Aim of the task
Set down each line of the data below exactly as it stands, dropping the pictures.

[Dataset rows]
....................

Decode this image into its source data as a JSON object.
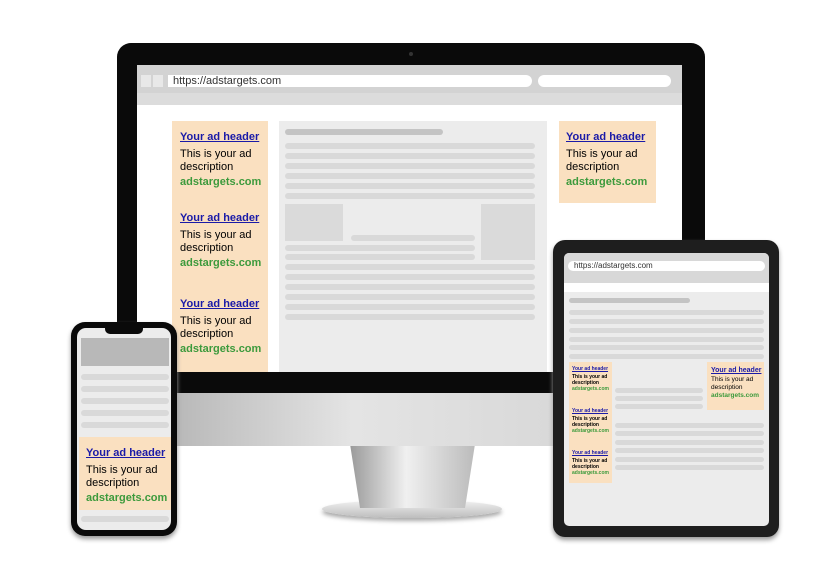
{
  "desktop": {
    "url": "https://adstargets.com",
    "left_ads": [
      {
        "header": "Your ad header",
        "description": "This is your ad description",
        "domain": "adstargets.com"
      },
      {
        "header": "Your ad header",
        "description": "This is your ad description",
        "domain": "adstargets.com"
      },
      {
        "header": "Your ad header",
        "description": "This is your ad description",
        "domain": "adstargets.com"
      }
    ],
    "right_ad": {
      "header": "Your ad header",
      "description": "This is your ad description",
      "domain": "adstargets.com"
    }
  },
  "tablet": {
    "url": "https://adstargets.com",
    "left_ads": [
      {
        "header": "Your ad header",
        "description": "This is your ad description",
        "domain": "adstargets.com"
      },
      {
        "header": "Your ad header",
        "description": "This is your ad description",
        "domain": "adstargets.com"
      },
      {
        "header": "Your ad header",
        "description": "This is your ad description",
        "domain": "adstargets.com"
      }
    ],
    "right_ad": {
      "header": "Your ad header",
      "description": "This is your ad description",
      "domain": "adstargets.com"
    }
  },
  "phone": {
    "ad": {
      "header": "Your ad header",
      "description": "This is your ad description",
      "domain": "adstargets.com"
    }
  },
  "colors": {
    "ad_bg": "#fae0c0",
    "link": "#1a1aa8",
    "domain": "#3c9a3c",
    "bezel": "#0a0a0a"
  }
}
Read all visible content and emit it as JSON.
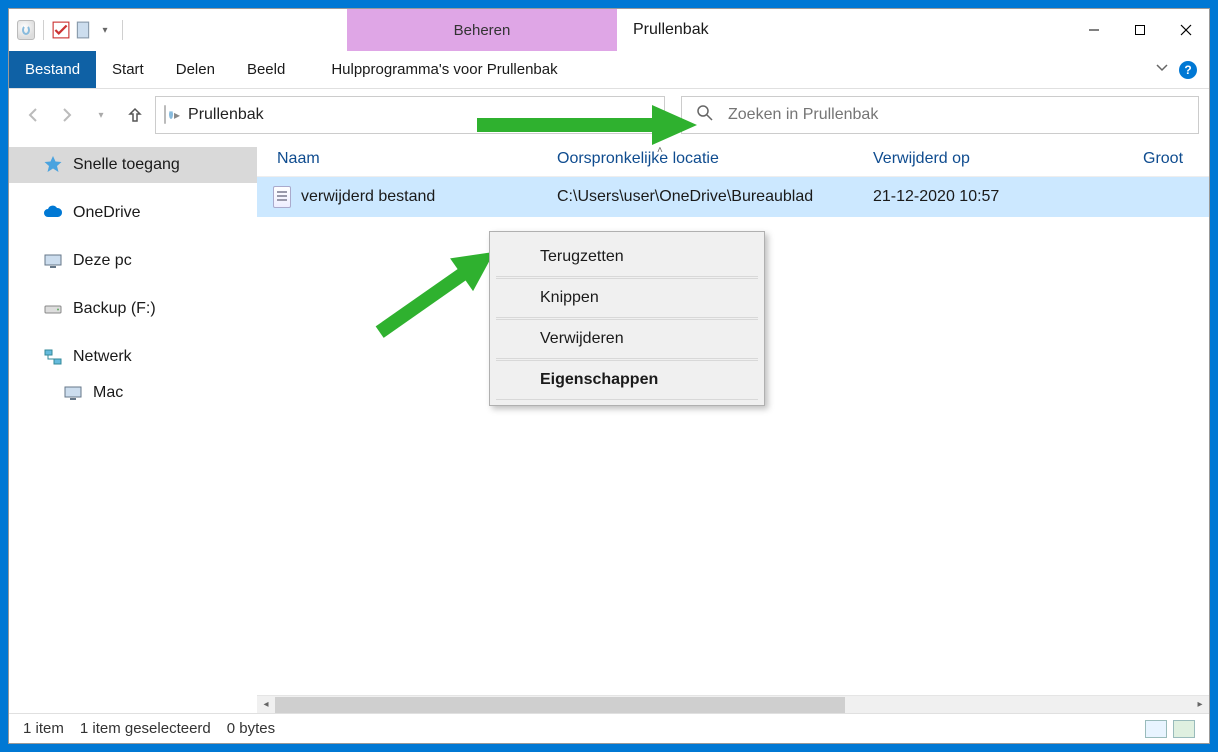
{
  "titlebar": {
    "context_tab": "Beheren",
    "title": "Prullenbak"
  },
  "ribbon": {
    "file": "Bestand",
    "tabs": [
      "Start",
      "Delen",
      "Beeld"
    ],
    "contextual": "Hulpprogramma's voor Prullenbak"
  },
  "address": {
    "crumb": "Prullenbak"
  },
  "search": {
    "placeholder": "Zoeken in Prullenbak"
  },
  "sidebar": {
    "items": [
      {
        "label": "Snelle toegang",
        "icon": "star",
        "selected": true
      },
      {
        "label": "OneDrive",
        "icon": "cloud"
      },
      {
        "label": "Deze pc",
        "icon": "pc"
      },
      {
        "label": "Backup (F:)",
        "icon": "drive"
      },
      {
        "label": "Netwerk",
        "icon": "network"
      },
      {
        "label": "Mac",
        "icon": "pc",
        "nested": true
      }
    ]
  },
  "columns": {
    "name": "Naam",
    "loc": "Oorspronkelijke locatie",
    "del": "Verwijderd op",
    "size": "Groot"
  },
  "rows": [
    {
      "name": "verwijderd bestand",
      "loc": "C:\\Users\\user\\OneDrive\\Bureaublad",
      "del": "21-12-2020 10:57"
    }
  ],
  "context_menu": [
    {
      "label": "Terugzetten"
    },
    {
      "label": "Knippen"
    },
    {
      "label": "Verwijderen"
    },
    {
      "label": "Eigenschappen",
      "bold": true
    }
  ],
  "status": {
    "count": "1 item",
    "selected": "1 item geselecteerd",
    "size": "0 bytes"
  }
}
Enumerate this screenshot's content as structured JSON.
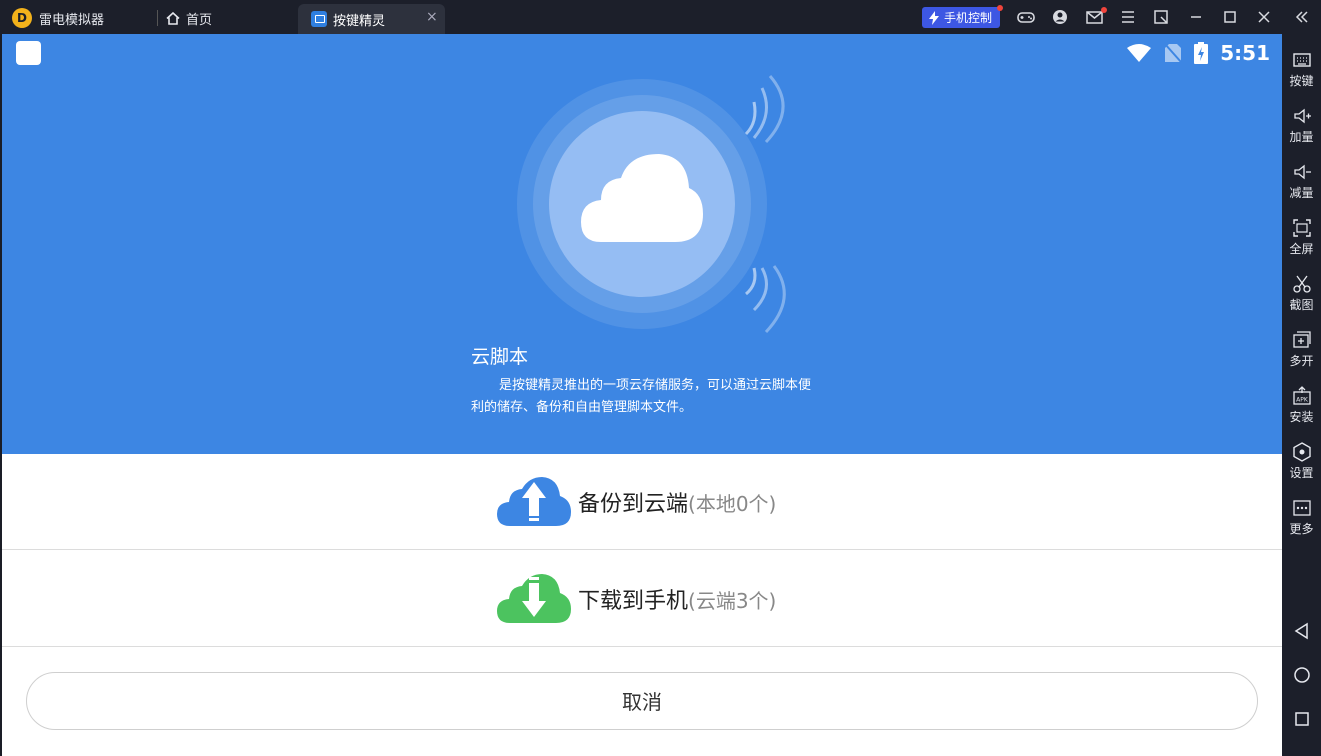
{
  "titlebar": {
    "logo_letter": "D",
    "app_name": "雷电模拟器",
    "home_tab": "首页",
    "active_tab": "按键精灵",
    "close_symbol": "×",
    "phone_control": "手机控制"
  },
  "status": {
    "time": "5:51"
  },
  "hero": {
    "title": "云脚本",
    "description": "是按键精灵推出的一项云存储服务，可以通过云脚本便利的储存、备份和自由管理脚本文件。"
  },
  "actions": {
    "backup_main": "备份到云端",
    "backup_sub": "(本地0个)",
    "download_main": "下载到手机",
    "download_sub": "(云端3个)"
  },
  "cancel_label": "取消",
  "sidebar": {
    "keys": "按键",
    "vol_up": "加量",
    "vol_down": "减量",
    "fullscreen": "全屏",
    "screenshot": "截图",
    "multi": "多开",
    "install": "安装",
    "settings": "设置",
    "more": "更多"
  },
  "colors": {
    "hero_bg": "#3d86e3",
    "upload_blue": "#3d86e3",
    "download_green": "#4cc35f"
  }
}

....................

Solution for this task
Decode this image into its source data as a JSON object.
{
  "desktop": {
    "url": "https://adstargets.com",
    "left_ads": [
      {
        "header": "Your ad header",
        "description": "This is your ad description",
        "domain": "adstargets.com"
      },
      {
        "header": "Your ad header",
        "description": "This is your ad description",
        "domain": "adstargets.com"
      },
      {
        "header": "Your ad header",
        "description": "This is your ad description",
        "domain": "adstargets.com"
      }
    ],
    "right_ad": {
      "header": "Your ad header",
      "description": "This is your ad description",
      "domain": "adstargets.com"
    }
  },
  "tablet": {
    "url": "https://adstargets.com",
    "left_ads": [
      {
        "header": "Your ad header",
        "description": "This is your ad description",
        "domain": "adstargets.com"
      },
      {
        "header": "Your ad header",
        "description": "This is your ad description",
        "domain": "adstargets.com"
      },
      {
        "header": "Your ad header",
        "description": "This is your ad description",
        "domain": "adstargets.com"
      }
    ],
    "right_ad": {
      "header": "Your ad header",
      "description": "This is your ad description",
      "domain": "adstargets.com"
    }
  },
  "phone": {
    "ad": {
      "header": "Your ad header",
      "description": "This is your ad description",
      "domain": "adstargets.com"
    }
  },
  "colors": {
    "ad_bg": "#fae0c0",
    "link": "#1a1aa8",
    "domain": "#3c9a3c",
    "bezel": "#0a0a0a"
  }
}
Read all visible content and emit it as JSON.
{
  "titlebar": {
    "context_tab": "Beheren",
    "title": "Prullenbak"
  },
  "ribbon": {
    "file": "Bestand",
    "tabs": [
      "Start",
      "Delen",
      "Beeld"
    ],
    "contextual": "Hulpprogramma's voor Prullenbak"
  },
  "address": {
    "crumb": "Prullenbak"
  },
  "search": {
    "placeholder": "Zoeken in Prullenbak"
  },
  "sidebar": {
    "items": [
      {
        "label": "Snelle toegang",
        "icon": "star",
        "selected": true
      },
      {
        "label": "OneDrive",
        "icon": "cloud"
      },
      {
        "label": "Deze pc",
        "icon": "pc"
      },
      {
        "label": "Backup (F:)",
        "icon": "drive"
      },
      {
        "label": "Netwerk",
        "icon": "network"
      },
      {
        "label": "Mac",
        "icon": "pc",
        "nested": true
      }
    ]
  },
  "columns": {
    "name": "Naam",
    "loc": "Oorspronkelijke locatie",
    "del": "Verwijderd op",
    "size": "Groot"
  },
  "rows": [
    {
      "name": "verwijderd bestand",
      "loc": "C:\\Users\\user\\OneDrive\\Bureaublad",
      "del": "21-12-2020 10:57"
    }
  ],
  "context_menu": [
    {
      "label": "Terugzetten"
    },
    {
      "label": "Knippen"
    },
    {
      "label": "Verwijderen"
    },
    {
      "label": "Eigenschappen",
      "bold": true
    }
  ],
  "status": {
    "count": "1 item",
    "selected": "1 item geselecteerd",
    "size": "0 bytes"
  }
}
Enumerate this screenshot's content as structured JSON.
{
  "titlebar": {
    "logo_letter": "D",
    "app_name": "雷电模拟器",
    "home_tab": "首页",
    "active_tab": "按键精灵",
    "close_symbol": "×",
    "phone_control": "手机控制"
  },
  "status": {
    "time": "5:51"
  },
  "hero": {
    "title": "云脚本",
    "description": "是按键精灵推出的一项云存储服务，可以通过云脚本便利的储存、备份和自由管理脚本文件。"
  },
  "actions": {
    "backup_main": "备份到云端",
    "backup_sub": "(本地0个)",
    "download_main": "下载到手机",
    "download_sub": "(云端3个)"
  },
  "cancel_label": "取消",
  "sidebar": {
    "keys": "按键",
    "vol_up": "加量",
    "vol_down": "减量",
    "fullscreen": "全屏",
    "screenshot": "截图",
    "multi": "多开",
    "install": "安装",
    "settings": "设置",
    "more": "更多"
  },
  "colors": {
    "hero_bg": "#3d86e3",
    "upload_blue": "#3d86e3",
    "download_green": "#4cc35f"
  }
}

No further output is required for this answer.